--- DATA LINES ---
---------------

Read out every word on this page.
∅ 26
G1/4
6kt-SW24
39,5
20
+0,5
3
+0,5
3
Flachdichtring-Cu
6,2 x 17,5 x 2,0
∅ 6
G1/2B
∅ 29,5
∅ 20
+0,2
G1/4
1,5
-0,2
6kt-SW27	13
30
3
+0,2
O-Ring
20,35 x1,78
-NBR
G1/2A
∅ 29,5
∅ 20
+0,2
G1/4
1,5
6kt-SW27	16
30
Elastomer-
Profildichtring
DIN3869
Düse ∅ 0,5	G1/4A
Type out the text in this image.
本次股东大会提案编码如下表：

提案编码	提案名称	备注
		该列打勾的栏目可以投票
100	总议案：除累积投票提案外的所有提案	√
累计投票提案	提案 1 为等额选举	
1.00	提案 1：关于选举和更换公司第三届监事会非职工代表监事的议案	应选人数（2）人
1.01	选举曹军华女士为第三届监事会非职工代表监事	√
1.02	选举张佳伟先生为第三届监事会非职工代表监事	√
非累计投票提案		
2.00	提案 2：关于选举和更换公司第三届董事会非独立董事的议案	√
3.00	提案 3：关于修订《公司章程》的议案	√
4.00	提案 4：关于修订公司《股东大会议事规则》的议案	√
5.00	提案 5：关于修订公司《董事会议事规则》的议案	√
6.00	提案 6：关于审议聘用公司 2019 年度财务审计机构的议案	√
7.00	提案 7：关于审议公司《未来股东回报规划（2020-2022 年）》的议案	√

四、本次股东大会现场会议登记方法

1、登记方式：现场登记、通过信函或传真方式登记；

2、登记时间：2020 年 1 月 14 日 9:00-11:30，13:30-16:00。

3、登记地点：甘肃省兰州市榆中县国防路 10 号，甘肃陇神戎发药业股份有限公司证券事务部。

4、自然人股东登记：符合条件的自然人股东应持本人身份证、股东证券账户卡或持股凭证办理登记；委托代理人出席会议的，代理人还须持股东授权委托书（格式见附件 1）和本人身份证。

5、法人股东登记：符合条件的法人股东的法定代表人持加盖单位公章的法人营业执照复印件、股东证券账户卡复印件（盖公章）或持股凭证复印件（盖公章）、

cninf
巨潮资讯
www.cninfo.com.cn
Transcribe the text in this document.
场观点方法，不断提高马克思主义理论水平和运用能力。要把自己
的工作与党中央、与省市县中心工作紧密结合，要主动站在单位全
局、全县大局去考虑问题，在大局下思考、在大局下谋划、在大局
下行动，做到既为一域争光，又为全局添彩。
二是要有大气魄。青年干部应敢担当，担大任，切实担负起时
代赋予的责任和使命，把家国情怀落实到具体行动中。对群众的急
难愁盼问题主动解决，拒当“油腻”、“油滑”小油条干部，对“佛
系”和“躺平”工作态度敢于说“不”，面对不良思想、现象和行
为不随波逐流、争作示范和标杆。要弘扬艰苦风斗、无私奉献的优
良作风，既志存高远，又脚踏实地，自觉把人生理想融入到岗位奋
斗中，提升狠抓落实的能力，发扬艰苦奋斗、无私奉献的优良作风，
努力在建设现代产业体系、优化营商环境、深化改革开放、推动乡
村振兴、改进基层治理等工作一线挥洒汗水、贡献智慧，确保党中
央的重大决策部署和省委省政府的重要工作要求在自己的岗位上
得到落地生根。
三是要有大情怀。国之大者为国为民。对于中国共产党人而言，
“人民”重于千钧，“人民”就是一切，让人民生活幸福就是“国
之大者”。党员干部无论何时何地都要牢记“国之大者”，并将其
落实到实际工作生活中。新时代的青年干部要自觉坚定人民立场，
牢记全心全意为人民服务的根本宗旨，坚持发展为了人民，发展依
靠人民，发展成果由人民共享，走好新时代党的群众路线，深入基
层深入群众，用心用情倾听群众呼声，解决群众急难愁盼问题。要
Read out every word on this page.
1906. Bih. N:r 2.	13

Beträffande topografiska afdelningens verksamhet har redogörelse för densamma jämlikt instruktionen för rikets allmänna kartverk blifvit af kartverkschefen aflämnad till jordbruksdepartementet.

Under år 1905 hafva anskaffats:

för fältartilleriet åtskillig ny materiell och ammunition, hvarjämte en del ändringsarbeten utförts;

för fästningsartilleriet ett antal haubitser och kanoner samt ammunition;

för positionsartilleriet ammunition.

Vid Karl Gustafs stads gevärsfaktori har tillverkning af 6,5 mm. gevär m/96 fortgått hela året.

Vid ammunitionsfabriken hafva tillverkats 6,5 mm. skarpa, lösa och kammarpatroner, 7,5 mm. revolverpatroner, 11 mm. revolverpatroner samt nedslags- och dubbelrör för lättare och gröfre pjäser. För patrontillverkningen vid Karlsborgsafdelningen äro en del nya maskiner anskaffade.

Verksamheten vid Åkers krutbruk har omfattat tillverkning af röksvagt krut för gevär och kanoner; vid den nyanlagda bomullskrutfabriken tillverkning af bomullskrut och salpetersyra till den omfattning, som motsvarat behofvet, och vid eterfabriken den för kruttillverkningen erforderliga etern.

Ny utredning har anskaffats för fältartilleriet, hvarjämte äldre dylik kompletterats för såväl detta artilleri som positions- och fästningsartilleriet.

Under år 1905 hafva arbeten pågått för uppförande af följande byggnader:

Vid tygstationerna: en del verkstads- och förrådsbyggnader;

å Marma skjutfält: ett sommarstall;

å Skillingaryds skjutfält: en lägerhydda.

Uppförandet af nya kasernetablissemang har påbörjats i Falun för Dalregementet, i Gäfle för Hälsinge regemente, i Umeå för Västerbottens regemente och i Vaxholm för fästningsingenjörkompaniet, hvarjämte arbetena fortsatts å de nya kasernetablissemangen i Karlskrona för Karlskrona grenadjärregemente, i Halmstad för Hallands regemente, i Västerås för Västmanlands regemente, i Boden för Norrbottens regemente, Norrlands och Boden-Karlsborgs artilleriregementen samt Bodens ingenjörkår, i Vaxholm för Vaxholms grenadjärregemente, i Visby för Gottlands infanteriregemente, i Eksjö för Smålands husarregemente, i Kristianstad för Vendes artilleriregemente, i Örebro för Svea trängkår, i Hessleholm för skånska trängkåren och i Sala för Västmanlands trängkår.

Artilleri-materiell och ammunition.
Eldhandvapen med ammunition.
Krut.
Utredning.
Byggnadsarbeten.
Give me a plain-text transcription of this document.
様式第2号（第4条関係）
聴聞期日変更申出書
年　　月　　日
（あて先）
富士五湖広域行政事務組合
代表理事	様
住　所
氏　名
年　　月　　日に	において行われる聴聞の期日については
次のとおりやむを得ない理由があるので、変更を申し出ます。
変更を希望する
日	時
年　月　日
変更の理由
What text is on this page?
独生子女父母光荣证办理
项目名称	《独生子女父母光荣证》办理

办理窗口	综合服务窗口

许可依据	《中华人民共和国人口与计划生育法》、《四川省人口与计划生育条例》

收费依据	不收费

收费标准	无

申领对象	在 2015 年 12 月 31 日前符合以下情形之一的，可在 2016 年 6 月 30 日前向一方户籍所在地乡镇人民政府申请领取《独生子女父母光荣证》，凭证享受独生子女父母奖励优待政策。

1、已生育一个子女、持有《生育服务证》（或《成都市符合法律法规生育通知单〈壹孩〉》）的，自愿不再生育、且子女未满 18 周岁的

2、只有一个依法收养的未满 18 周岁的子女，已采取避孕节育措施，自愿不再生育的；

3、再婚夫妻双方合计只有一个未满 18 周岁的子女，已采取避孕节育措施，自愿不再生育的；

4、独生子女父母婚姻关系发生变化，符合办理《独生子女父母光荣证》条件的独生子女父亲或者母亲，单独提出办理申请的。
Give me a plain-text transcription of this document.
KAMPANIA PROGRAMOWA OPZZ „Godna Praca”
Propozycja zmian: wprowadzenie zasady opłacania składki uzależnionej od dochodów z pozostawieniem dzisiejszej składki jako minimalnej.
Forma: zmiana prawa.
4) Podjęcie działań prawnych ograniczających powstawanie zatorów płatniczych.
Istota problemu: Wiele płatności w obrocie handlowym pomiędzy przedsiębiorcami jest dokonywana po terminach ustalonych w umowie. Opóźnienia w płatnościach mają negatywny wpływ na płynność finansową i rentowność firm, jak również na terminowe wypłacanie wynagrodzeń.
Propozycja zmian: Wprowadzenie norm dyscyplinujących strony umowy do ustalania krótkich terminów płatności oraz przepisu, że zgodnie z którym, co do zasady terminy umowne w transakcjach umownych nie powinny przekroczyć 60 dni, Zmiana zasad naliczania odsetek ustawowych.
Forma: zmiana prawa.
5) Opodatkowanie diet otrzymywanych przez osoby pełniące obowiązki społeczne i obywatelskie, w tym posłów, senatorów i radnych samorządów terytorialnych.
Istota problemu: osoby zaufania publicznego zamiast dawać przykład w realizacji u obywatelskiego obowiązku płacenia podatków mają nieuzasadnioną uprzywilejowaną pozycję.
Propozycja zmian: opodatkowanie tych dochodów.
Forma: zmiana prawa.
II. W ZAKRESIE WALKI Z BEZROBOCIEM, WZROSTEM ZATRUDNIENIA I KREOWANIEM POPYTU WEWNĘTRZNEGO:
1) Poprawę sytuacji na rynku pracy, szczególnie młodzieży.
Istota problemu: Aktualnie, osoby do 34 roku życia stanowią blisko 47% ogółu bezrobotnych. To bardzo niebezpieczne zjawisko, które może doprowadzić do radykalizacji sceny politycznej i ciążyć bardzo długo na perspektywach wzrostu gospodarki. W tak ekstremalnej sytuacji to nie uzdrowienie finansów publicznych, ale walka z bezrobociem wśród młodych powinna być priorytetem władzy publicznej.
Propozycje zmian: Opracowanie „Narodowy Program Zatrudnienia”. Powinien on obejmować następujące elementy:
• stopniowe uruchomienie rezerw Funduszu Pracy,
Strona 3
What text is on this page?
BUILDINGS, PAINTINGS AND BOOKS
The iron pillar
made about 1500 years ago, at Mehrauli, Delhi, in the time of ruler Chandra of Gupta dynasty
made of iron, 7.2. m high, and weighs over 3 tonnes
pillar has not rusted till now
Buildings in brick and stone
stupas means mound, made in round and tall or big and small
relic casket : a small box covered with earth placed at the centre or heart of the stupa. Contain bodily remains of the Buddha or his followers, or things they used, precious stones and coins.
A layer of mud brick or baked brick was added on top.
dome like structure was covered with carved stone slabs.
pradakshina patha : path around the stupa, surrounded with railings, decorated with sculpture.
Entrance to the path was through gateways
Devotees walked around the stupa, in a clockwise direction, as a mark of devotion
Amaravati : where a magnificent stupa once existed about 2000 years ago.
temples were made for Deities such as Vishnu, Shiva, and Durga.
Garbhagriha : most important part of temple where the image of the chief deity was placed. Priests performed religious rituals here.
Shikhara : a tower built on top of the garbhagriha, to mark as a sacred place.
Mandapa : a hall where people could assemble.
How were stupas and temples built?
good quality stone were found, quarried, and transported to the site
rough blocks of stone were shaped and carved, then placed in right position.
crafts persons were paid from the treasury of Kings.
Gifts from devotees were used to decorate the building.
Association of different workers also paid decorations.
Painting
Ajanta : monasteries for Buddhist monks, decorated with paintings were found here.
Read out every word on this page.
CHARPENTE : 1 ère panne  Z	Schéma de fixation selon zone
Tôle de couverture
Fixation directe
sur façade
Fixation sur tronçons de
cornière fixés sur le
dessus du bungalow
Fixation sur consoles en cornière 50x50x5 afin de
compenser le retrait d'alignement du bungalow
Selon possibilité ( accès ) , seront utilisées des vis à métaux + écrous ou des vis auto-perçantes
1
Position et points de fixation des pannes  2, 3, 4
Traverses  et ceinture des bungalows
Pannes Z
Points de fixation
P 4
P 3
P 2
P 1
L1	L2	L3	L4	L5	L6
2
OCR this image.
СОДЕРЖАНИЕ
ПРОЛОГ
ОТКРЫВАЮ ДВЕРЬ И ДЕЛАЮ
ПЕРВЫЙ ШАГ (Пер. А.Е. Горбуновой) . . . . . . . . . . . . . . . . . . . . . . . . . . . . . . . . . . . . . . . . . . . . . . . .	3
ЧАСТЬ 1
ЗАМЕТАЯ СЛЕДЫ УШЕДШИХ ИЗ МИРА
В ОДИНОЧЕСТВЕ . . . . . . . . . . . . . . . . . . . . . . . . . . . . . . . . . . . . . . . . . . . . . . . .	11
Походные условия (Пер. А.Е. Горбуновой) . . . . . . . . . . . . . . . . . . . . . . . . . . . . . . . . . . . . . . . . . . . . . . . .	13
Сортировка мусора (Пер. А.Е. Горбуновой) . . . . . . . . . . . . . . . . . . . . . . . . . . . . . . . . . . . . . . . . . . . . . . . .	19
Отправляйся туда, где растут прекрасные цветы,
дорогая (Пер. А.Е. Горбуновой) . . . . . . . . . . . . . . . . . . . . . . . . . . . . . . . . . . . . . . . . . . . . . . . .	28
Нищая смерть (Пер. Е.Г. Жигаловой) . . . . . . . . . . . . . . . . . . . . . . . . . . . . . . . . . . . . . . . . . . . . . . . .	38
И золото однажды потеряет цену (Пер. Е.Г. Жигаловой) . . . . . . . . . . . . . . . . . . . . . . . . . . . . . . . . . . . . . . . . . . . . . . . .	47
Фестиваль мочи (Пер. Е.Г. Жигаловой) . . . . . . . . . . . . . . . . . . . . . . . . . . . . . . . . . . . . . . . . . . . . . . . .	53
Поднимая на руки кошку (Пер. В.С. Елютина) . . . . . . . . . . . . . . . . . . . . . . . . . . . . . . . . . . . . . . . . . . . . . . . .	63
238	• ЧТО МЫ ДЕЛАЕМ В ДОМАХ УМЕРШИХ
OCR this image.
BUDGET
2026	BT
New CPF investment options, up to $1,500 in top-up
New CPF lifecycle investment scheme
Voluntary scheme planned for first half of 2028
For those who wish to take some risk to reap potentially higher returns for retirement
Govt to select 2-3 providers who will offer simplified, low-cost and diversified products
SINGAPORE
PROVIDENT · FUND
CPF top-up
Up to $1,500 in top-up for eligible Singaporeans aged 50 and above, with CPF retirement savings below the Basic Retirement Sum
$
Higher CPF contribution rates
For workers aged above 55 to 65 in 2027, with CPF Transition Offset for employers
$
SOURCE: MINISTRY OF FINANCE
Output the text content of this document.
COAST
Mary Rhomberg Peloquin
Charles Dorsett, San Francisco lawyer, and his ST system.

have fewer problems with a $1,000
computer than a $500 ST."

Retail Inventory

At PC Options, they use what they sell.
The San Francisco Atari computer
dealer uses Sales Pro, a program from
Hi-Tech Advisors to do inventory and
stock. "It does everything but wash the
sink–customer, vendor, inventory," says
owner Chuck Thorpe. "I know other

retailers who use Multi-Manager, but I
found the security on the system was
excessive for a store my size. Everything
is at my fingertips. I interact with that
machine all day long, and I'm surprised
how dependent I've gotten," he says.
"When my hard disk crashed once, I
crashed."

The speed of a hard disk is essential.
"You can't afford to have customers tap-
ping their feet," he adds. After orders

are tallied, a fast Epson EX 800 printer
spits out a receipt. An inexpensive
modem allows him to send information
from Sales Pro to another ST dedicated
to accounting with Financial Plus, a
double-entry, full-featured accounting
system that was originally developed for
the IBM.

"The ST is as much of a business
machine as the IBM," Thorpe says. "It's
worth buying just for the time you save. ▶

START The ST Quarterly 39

---------------

--- GIVEN EXERCISE ---
Using the records above, copy every line that has the word "Thorpe" in it.

--- TASK RESULT ---
owner Chuck Thorpe. "I know other
machine as the IBM," Thorpe says. "It's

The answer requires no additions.